Dataset records:

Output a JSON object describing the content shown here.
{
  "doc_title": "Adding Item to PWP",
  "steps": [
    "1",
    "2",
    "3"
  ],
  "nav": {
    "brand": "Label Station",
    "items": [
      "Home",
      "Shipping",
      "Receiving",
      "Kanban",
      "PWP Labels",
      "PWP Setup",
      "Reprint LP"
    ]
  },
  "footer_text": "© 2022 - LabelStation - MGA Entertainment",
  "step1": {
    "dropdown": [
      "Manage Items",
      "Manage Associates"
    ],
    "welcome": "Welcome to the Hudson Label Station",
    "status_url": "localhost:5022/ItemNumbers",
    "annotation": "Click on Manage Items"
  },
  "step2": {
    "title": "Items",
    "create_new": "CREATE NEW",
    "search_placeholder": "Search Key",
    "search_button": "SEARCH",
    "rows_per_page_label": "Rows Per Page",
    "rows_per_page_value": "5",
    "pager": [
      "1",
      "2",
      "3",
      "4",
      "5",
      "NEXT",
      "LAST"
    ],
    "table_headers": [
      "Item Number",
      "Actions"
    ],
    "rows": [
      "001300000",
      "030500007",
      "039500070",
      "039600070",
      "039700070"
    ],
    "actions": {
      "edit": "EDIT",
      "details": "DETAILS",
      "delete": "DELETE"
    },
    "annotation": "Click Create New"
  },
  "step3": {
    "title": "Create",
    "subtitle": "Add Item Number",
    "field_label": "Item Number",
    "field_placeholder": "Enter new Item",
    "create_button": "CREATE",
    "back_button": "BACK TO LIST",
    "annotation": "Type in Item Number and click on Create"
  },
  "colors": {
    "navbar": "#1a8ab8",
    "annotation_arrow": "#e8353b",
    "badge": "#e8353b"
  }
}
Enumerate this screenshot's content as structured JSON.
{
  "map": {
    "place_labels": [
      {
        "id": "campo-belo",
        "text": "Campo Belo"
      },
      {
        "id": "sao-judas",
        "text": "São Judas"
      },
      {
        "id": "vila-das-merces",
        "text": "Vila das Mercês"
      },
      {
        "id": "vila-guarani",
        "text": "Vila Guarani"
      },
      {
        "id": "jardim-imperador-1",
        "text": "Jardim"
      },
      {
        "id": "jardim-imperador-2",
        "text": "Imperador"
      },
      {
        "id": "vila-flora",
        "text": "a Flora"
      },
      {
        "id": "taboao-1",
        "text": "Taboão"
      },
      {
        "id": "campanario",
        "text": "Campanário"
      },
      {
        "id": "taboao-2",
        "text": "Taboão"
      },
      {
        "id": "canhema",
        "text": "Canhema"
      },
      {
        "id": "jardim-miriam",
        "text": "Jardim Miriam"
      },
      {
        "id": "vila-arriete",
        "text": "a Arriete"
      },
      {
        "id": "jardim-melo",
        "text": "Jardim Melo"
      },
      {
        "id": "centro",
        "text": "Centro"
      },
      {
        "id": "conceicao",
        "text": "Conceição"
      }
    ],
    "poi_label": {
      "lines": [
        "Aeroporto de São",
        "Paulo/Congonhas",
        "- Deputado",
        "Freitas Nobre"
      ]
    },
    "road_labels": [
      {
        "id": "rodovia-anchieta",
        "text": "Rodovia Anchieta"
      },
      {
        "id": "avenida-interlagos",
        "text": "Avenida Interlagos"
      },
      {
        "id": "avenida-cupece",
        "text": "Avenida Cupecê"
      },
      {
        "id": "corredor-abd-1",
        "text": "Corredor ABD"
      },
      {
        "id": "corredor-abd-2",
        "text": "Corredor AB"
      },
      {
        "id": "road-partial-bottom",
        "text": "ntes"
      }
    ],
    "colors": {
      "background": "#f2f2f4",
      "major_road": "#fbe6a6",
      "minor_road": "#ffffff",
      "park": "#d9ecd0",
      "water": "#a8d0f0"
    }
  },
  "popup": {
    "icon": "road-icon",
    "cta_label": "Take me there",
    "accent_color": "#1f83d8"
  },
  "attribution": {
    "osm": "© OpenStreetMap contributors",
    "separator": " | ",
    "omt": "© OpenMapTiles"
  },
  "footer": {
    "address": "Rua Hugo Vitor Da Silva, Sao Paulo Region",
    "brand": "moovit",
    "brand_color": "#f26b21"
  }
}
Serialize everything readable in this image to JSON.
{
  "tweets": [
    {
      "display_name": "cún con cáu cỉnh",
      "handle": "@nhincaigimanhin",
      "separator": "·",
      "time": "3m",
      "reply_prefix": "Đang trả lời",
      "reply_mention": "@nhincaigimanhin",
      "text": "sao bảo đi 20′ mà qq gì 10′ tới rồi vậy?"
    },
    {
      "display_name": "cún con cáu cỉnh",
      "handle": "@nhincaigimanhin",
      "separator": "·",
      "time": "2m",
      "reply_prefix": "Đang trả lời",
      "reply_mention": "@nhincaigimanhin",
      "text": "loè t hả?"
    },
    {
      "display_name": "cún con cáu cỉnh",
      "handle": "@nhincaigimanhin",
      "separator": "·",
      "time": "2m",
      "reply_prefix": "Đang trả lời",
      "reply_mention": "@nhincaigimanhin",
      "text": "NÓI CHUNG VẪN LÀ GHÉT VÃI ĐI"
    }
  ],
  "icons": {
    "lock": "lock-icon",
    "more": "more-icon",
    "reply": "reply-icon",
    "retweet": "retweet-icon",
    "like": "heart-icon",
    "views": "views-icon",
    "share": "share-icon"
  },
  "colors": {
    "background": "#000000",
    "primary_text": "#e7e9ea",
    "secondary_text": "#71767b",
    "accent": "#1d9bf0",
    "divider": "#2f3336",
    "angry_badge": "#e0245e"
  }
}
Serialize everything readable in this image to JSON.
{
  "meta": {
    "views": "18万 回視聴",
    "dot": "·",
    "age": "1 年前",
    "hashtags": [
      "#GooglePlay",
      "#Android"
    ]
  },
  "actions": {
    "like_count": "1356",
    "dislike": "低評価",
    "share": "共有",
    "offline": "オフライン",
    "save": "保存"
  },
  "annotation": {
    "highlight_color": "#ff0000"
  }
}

_What to do_
Output the complete data exactly as written.

_The result_
Output a JSON object describing the content shown here.
{
  "doc_title": "Adding Item to PWP",
  "steps": [
    "1",
    "2",
    "3"
  ],
  "nav": {
    "brand": "Label Station",
    "items": [
      "Home",
      "Shipping",
      "Receiving",
      "Kanban",
      "PWP Labels",
      "PWP Setup",
      "Reprint LP"
    ]
  },
  "footer_text": "© 2022 - LabelStation - MGA Entertainment",
  "step1": {
    "dropdown": [
      "Manage Items",
      "Manage Associates"
    ],
    "welcome": "Welcome to the Hudson Label Station",
    "status_url": "localhost:5022/ItemNumbers",
    "annotation": "Click on Manage Items"
  },
  "step2": {
    "title": "Items",
    "create_new": "CREATE NEW",
    "search_placeholder": "Search Key",
    "search_button": "SEARCH",
    "rows_per_page_label": "Rows Per Page",
    "rows_per_page_value": "5",
    "pager": [
      "1",
      "2",
      "3",
      "4",
      "5",
      "NEXT",
      "LAST"
    ],
    "table_headers": [
      "Item Number",
      "Actions"
    ],
    "rows": [
      "001300000",
      "030500007",
      "039500070",
      "039600070",
      "039700070"
    ],
    "actions": {
      "edit": "EDIT",
      "details": "DETAILS",
      "delete": "DELETE"
    },
    "annotation": "Click Create New"
  },
  "step3": {
    "title": "Create",
    "subtitle": "Add Item Number",
    "field_label": "Item Number",
    "field_placeholder": "Enter new Item",
    "create_button": "CREATE",
    "back_button": "BACK TO LIST",
    "annotation": "Type in Item Number and click on Create"
  },
  "colors": {
    "navbar": "#1a8ab8",
    "annotation_arrow": "#e8353b",
    "badge": "#e8353b"
  }
}
Enumerate this screenshot's content as structured JSON.
{
  "map": {
    "place_labels": [
      {
        "id": "campo-belo",
        "text": "Campo Belo"
      },
      {
        "id": "sao-judas",
        "text": "São Judas"
      },
      {
        "id": "vila-das-merces",
        "text": "Vila das Mercês"
      },
      {
        "id": "vila-guarani",
        "text": "Vila Guarani"
      },
      {
        "id": "jardim-imperador-1",
        "text": "Jardim"
      },
      {
        "id": "jardim-imperador-2",
        "text": "Imperador"
      },
      {
        "id": "vila-flora",
        "text": "a Flora"
      },
      {
        "id": "taboao-1",
        "text": "Taboão"
      },
      {
        "id": "campanario",
        "text": "Campanário"
      },
      {
        "id": "taboao-2",
        "text": "Taboão"
      },
      {
        "id": "canhema",
        "text": "Canhema"
      },
      {
        "id": "jardim-miriam",
        "text": "Jardim Miriam"
      },
      {
        "id": "vila-arriete",
        "text": "a Arriete"
      },
      {
        "id": "jardim-melo",
        "text": "Jardim Melo"
      },
      {
        "id": "centro",
        "text": "Centro"
      },
      {
        "id": "conceicao",
        "text": "Conceição"
      }
    ],
    "poi_label": {
      "lines": [
        "Aeroporto de São",
        "Paulo/Congonhas",
        "- Deputado",
        "Freitas Nobre"
      ]
    },
    "road_labels": [
      {
        "id": "rodovia-anchieta",
        "text": "Rodovia Anchieta"
      },
      {
        "id": "avenida-interlagos",
        "text": "Avenida Interlagos"
      },
      {
        "id": "avenida-cupece",
        "text": "Avenida Cupecê"
      },
      {
        "id": "corredor-abd-1",
        "text": "Corredor ABD"
      },
      {
        "id": "corredor-abd-2",
        "text": "Corredor AB"
      },
      {
        "id": "road-partial-bottom",
        "text": "ntes"
      }
    ],
    "colors": {
      "background": "#f2f2f4",
      "major_road": "#fbe6a6",
      "minor_road": "#ffffff",
      "park": "#d9ecd0",
      "water": "#a8d0f0"
    }
  },
  "popup": {
    "icon": "road-icon",
    "cta_label": "Take me there",
    "accent_color": "#1f83d8"
  },
  "attribution": {
    "osm": "© OpenStreetMap contributors",
    "separator": " | ",
    "omt": "© OpenMapTiles"
  },
  "footer": {
    "address": "Rua Hugo Vitor Da Silva, Sao Paulo Region",
    "brand": "moovit",
    "brand_color": "#f26b21"
  }
}
Serialize everything readable in this image to JSON.
{
  "tweets": [
    {
      "display_name": "cún con cáu cỉnh",
      "handle": "@nhincaigimanhin",
      "separator": "·",
      "time": "3m",
      "reply_prefix": "Đang trả lời",
      "reply_mention": "@nhincaigimanhin",
      "text": "sao bảo đi 20′ mà qq gì 10′ tới rồi vậy?"
    },
    {
      "display_name": "cún con cáu cỉnh",
      "handle": "@nhincaigimanhin",
      "separator": "·",
      "time": "2m",
      "reply_prefix": "Đang trả lời",
      "reply_mention": "@nhincaigimanhin",
      "text": "loè t hả?"
    },
    {
      "display_name": "cún con cáu cỉnh",
      "handle": "@nhincaigimanhin",
      "separator": "·",
      "time": "2m",
      "reply_prefix": "Đang trả lời",
      "reply_mention": "@nhincaigimanhin",
      "text": "NÓI CHUNG VẪN LÀ GHÉT VÃI ĐI"
    }
  ],
  "icons": {
    "lock": "lock-icon",
    "more": "more-icon",
    "reply": "reply-icon",
    "retweet": "retweet-icon",
    "like": "heart-icon",
    "views": "views-icon",
    "share": "share-icon"
  },
  "colors": {
    "background": "#000000",
    "primary_text": "#e7e9ea",
    "secondary_text": "#71767b",
    "accent": "#1d9bf0",
    "divider": "#2f3336",
    "angry_badge": "#e0245e"
  }
}
Serialize everything readable in this image to JSON.
{
  "meta": {
    "views": "18万 回視聴",
    "dot": "·",
    "age": "1 年前",
    "hashtags": [
      "#GooglePlay",
      "#Android"
    ]
  },
  "actions": {
    "like_count": "1356",
    "dislike": "低評価",
    "share": "共有",
    "offline": "オフライン",
    "save": "保存"
  },
  "annotation": {
    "highlight_color": "#ff0000"
  }
}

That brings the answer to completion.